STATED TASK:
Which lines hold the word "将此端口组用于"? Copy each of them.

(Dataset items)

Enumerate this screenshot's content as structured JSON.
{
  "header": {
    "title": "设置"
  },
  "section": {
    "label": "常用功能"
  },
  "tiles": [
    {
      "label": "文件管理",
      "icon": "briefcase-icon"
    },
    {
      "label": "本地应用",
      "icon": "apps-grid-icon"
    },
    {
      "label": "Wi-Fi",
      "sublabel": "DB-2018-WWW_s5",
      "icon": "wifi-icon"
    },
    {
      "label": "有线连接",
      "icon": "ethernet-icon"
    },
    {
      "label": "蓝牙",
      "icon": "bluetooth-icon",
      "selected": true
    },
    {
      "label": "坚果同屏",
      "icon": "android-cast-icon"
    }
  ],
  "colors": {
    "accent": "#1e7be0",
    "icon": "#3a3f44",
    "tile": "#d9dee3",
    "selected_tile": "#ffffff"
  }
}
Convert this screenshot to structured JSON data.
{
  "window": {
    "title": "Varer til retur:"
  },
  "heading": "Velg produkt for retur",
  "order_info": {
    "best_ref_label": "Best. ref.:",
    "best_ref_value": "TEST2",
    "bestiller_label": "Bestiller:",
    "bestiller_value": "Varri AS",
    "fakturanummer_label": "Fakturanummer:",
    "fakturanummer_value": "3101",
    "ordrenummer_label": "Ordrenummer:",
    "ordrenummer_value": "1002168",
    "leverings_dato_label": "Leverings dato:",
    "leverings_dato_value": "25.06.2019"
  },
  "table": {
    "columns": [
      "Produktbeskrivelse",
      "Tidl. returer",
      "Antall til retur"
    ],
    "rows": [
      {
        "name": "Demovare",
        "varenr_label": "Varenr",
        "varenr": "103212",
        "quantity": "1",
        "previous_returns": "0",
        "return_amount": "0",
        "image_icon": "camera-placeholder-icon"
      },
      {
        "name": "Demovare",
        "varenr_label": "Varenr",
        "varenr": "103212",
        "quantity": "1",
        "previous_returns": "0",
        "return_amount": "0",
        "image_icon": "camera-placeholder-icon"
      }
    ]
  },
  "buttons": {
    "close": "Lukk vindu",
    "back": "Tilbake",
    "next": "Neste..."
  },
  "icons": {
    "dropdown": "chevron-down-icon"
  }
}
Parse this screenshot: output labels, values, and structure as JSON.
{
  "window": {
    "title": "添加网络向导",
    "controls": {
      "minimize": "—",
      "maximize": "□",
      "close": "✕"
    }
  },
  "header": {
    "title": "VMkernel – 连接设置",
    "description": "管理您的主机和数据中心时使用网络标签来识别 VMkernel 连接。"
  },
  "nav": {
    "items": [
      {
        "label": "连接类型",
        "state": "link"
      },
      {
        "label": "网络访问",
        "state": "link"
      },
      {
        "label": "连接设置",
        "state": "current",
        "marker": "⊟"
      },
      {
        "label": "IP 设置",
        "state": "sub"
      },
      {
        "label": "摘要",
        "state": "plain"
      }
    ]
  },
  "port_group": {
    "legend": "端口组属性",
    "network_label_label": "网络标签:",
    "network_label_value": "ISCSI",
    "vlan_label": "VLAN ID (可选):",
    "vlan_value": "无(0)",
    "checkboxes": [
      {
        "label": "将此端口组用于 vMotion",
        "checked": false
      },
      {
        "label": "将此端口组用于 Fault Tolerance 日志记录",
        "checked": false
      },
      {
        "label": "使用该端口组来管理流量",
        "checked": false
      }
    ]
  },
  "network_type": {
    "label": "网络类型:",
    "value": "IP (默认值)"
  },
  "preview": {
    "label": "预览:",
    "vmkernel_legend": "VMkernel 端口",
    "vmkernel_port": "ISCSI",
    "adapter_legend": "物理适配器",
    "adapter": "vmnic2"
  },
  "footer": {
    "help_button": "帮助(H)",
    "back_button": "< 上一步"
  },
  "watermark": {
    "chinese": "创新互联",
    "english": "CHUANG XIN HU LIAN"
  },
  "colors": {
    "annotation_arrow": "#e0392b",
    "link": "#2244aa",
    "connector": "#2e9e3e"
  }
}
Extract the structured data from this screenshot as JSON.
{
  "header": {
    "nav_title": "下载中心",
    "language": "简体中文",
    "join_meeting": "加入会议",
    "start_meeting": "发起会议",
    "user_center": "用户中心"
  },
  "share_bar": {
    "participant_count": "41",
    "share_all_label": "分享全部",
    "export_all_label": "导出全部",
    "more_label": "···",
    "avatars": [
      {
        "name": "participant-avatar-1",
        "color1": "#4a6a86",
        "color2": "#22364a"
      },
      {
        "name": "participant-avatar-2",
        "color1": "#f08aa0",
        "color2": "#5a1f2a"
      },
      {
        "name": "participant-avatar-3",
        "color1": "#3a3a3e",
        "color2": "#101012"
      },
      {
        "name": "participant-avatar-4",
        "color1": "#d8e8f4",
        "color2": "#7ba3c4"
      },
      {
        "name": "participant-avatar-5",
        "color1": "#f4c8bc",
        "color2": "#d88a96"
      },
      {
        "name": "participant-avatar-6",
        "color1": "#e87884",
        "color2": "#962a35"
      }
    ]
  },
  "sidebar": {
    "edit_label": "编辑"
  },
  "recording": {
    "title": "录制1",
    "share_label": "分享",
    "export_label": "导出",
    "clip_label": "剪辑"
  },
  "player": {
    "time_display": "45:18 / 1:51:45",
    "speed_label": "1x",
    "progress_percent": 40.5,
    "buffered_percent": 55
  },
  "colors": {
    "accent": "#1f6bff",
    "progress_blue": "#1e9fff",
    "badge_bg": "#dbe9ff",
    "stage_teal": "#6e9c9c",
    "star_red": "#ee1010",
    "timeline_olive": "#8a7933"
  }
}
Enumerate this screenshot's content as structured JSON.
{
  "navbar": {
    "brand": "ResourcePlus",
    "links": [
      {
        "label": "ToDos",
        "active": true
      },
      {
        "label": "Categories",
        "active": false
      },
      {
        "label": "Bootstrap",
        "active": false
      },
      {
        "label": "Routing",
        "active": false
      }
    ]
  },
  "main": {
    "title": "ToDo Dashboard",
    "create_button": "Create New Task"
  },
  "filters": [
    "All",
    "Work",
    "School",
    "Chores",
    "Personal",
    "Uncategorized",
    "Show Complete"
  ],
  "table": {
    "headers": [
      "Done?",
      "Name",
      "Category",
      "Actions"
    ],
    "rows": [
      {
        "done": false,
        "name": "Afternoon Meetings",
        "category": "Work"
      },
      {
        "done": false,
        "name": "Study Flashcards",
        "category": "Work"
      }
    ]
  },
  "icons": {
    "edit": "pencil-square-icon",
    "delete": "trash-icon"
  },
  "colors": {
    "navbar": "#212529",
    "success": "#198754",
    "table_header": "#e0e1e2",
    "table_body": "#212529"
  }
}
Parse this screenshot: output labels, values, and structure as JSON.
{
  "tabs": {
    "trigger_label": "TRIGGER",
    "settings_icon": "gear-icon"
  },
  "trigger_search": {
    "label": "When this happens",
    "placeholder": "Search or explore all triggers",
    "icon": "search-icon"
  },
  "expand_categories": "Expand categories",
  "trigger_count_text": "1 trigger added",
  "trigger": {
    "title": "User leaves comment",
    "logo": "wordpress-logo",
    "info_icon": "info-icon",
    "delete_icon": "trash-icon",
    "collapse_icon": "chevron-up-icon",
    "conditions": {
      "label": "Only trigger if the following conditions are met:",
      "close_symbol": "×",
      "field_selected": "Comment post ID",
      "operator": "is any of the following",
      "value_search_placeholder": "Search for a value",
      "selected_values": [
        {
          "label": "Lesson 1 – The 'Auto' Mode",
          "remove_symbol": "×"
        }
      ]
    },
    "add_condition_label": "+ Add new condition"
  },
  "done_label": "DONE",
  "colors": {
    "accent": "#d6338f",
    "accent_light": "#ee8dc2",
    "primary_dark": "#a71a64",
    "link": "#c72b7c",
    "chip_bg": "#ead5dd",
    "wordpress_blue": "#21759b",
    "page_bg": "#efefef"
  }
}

TASK ANSWER:
        "label": "将此端口组用于 vMotion",
        "label": "将此端口组用于 Fault Tolerance 日志记录",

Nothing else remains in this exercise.